Data excerpts:
• • • •
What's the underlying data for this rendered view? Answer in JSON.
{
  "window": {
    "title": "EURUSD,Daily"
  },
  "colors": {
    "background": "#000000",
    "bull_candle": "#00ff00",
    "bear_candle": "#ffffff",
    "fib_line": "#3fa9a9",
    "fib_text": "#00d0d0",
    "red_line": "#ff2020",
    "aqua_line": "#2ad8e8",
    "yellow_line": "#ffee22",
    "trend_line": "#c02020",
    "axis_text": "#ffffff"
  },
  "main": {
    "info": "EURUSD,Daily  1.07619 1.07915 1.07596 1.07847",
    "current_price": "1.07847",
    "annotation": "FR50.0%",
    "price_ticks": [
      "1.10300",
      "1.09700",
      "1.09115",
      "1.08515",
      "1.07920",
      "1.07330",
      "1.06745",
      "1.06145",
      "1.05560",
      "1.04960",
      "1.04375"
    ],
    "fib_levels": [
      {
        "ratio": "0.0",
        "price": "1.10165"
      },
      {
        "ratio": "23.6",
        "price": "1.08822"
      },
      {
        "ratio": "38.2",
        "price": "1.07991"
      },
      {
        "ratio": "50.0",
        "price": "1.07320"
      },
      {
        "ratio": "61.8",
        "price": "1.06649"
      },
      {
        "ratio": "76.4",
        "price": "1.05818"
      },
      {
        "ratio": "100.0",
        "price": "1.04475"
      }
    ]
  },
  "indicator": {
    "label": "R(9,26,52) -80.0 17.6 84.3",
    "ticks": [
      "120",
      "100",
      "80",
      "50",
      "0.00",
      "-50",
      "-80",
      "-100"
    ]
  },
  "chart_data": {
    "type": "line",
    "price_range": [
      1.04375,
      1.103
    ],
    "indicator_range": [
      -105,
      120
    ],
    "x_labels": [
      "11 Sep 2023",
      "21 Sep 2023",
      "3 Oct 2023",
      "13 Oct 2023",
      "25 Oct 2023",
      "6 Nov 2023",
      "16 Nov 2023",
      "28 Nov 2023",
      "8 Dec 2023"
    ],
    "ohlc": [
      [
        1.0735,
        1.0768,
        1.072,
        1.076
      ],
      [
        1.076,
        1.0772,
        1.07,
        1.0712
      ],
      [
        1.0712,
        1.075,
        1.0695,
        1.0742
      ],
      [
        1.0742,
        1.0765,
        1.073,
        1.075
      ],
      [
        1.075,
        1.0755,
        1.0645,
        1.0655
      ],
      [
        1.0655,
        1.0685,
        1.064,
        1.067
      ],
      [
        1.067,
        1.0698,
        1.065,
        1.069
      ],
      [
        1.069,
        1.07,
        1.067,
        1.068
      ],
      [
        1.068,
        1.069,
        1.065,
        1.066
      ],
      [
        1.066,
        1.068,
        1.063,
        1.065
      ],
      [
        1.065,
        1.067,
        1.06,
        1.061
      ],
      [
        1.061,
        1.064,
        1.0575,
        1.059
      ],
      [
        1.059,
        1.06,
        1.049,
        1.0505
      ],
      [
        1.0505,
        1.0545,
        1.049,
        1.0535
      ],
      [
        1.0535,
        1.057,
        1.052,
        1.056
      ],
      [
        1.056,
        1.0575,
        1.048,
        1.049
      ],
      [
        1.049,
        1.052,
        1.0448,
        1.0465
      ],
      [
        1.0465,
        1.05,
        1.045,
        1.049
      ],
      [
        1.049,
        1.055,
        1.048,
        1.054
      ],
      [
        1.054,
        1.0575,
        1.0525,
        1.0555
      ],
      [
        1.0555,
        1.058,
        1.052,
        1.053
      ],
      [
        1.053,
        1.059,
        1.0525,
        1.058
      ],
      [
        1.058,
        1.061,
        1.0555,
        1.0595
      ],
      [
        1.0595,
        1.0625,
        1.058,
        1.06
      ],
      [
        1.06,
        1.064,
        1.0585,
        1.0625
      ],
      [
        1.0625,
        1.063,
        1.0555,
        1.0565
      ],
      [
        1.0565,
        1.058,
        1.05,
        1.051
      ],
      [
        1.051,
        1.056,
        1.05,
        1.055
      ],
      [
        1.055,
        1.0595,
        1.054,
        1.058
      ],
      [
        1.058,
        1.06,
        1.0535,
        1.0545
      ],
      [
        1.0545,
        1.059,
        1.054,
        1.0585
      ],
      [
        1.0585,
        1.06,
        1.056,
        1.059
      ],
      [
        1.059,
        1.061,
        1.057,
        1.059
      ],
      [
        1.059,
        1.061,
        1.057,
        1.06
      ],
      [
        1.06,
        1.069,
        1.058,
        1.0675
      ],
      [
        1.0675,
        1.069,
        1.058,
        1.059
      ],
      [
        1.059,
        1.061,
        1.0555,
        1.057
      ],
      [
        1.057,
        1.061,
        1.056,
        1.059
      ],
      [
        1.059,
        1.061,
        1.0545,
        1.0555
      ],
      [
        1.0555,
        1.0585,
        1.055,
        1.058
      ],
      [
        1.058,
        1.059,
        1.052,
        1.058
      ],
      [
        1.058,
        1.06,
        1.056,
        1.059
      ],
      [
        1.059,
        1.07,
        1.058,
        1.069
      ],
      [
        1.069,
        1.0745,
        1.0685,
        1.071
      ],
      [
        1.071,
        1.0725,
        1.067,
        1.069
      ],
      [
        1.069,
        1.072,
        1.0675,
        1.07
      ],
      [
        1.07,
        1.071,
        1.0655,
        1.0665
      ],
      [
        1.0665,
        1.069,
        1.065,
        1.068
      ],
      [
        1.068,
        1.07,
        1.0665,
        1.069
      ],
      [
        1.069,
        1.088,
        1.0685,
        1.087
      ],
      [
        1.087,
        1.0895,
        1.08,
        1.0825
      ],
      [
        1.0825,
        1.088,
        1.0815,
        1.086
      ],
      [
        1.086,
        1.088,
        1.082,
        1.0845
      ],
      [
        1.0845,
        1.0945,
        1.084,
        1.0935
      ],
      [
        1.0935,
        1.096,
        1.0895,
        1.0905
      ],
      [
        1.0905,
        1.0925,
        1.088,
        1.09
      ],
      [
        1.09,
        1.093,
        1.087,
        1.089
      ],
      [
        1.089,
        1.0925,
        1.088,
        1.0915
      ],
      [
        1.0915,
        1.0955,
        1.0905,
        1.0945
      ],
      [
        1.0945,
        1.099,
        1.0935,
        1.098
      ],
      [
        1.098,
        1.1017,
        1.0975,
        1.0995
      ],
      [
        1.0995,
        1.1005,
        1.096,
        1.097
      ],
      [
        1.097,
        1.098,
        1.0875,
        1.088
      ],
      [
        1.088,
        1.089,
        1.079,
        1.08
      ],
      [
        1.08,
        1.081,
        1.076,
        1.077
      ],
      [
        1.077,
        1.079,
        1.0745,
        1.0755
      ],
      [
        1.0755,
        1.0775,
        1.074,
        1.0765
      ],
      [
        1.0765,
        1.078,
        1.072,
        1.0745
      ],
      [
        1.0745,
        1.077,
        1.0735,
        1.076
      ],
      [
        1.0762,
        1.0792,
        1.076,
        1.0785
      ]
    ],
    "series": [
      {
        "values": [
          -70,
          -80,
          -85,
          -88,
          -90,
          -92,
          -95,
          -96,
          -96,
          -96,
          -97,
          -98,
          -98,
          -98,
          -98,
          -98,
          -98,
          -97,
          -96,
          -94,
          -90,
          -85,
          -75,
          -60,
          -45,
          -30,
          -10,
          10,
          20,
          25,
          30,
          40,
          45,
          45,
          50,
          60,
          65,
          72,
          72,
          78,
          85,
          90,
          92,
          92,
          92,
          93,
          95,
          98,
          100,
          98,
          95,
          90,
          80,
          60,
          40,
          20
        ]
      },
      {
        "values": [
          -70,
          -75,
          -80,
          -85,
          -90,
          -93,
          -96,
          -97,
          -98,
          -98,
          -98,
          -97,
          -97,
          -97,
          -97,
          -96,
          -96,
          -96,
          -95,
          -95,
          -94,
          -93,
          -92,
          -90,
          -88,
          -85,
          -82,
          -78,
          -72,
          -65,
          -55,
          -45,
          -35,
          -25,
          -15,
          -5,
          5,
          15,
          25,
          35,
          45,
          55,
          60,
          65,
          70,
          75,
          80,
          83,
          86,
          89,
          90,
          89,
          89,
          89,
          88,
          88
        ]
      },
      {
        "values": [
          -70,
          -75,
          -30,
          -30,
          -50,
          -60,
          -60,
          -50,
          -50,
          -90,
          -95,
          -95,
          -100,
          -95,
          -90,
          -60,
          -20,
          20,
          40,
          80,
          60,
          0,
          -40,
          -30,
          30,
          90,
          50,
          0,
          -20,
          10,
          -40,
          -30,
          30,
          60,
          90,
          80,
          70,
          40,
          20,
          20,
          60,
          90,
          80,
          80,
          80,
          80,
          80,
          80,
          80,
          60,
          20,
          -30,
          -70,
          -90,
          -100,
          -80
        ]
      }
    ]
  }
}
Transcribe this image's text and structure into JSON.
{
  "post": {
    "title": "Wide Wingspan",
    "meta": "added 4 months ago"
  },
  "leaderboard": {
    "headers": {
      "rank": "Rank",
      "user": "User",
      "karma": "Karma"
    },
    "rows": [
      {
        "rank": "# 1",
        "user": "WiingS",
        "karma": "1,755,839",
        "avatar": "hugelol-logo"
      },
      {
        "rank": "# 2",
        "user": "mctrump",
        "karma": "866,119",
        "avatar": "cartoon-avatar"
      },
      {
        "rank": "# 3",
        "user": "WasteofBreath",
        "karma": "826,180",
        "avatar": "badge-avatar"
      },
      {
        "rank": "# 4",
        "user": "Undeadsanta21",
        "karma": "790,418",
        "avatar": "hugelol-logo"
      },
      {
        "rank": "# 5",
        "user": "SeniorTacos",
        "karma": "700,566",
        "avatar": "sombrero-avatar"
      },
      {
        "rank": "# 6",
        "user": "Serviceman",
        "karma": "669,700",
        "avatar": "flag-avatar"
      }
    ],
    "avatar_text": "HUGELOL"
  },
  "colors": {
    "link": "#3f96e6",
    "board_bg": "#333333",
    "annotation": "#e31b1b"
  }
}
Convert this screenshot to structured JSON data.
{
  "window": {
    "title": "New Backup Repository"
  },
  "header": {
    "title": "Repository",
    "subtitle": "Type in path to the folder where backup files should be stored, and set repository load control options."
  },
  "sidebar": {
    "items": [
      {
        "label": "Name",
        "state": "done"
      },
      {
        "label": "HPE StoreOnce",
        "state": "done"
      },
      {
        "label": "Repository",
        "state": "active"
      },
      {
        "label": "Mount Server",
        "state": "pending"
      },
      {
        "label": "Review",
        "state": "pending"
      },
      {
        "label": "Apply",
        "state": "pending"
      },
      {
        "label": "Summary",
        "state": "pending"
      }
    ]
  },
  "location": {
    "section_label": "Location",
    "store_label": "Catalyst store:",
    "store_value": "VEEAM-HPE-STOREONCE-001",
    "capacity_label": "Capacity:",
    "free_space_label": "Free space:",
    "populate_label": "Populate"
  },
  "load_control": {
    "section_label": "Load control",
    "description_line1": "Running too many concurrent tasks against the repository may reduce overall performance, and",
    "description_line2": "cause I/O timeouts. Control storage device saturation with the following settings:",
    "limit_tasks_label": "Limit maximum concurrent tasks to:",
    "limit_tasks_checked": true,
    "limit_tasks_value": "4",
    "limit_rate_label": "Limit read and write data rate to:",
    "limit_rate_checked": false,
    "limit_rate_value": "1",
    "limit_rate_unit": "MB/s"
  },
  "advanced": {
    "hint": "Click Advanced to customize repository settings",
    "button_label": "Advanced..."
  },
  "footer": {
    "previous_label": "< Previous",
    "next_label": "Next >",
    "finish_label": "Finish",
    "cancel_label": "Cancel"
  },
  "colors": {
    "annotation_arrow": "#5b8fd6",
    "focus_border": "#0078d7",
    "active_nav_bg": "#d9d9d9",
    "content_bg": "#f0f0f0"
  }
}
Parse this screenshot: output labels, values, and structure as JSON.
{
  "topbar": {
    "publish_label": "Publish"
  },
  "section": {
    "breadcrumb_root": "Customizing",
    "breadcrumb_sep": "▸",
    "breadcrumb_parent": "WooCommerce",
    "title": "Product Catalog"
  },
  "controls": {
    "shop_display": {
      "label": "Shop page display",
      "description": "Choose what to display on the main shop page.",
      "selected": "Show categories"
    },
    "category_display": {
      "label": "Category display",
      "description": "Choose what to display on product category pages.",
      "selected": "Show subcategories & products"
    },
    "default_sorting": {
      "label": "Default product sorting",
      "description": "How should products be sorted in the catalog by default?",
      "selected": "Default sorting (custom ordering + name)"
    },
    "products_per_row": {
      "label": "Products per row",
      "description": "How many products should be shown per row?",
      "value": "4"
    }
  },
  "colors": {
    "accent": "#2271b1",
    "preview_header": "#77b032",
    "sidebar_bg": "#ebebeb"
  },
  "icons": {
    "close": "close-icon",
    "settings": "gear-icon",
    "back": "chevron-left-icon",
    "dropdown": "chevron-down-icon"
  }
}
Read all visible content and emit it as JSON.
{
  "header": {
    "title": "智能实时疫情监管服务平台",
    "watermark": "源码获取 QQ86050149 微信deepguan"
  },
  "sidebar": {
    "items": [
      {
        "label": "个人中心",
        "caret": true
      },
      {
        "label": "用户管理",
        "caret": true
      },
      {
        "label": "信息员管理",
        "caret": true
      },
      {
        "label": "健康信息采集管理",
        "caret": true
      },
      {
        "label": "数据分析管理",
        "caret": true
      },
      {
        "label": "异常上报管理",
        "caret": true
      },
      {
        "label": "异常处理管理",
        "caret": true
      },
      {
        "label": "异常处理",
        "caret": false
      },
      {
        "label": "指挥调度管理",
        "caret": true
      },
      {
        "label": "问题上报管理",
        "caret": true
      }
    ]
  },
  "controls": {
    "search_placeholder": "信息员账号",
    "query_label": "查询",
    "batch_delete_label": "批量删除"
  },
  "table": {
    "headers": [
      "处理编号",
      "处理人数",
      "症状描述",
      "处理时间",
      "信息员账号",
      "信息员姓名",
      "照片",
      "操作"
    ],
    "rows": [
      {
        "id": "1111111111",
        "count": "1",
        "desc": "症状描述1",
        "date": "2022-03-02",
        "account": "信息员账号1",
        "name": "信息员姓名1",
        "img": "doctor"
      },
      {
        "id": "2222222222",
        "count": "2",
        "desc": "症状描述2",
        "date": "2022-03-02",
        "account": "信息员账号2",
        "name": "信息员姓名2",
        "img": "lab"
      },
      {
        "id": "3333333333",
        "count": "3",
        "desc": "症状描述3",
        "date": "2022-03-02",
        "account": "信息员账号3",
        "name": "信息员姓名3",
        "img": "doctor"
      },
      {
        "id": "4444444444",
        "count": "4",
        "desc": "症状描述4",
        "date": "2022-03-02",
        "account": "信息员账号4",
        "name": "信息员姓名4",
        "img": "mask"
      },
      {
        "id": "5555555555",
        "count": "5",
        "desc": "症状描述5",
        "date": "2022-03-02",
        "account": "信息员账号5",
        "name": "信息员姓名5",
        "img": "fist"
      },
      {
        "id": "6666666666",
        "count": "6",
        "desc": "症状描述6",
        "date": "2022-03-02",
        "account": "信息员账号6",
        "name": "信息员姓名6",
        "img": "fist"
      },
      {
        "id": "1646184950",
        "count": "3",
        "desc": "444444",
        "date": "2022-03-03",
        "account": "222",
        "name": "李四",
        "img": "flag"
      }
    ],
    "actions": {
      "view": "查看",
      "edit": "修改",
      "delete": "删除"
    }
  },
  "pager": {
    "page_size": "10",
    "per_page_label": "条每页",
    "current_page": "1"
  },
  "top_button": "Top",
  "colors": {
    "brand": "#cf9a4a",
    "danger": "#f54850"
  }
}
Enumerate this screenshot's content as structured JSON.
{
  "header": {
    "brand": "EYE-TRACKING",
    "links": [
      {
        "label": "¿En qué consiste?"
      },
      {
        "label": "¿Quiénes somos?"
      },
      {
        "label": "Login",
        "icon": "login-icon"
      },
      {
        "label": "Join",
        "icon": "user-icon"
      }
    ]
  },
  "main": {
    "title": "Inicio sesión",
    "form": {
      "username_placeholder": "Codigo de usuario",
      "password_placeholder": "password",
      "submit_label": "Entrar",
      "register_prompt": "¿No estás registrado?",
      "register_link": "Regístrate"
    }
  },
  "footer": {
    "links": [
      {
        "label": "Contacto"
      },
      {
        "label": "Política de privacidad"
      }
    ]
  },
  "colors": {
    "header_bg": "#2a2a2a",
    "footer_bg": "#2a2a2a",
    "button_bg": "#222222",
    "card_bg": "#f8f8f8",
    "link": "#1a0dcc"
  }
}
• • • •
■ Given exercise ■
In the material above, find the lines that contain "concurrent" and show them.

■ Output for this task ■
    "description_line1": "Running too many concurrent tasks against the repository may reduce overall performance, and",
    "limit_tasks_label": "Limit maximum concurrent tasks to:",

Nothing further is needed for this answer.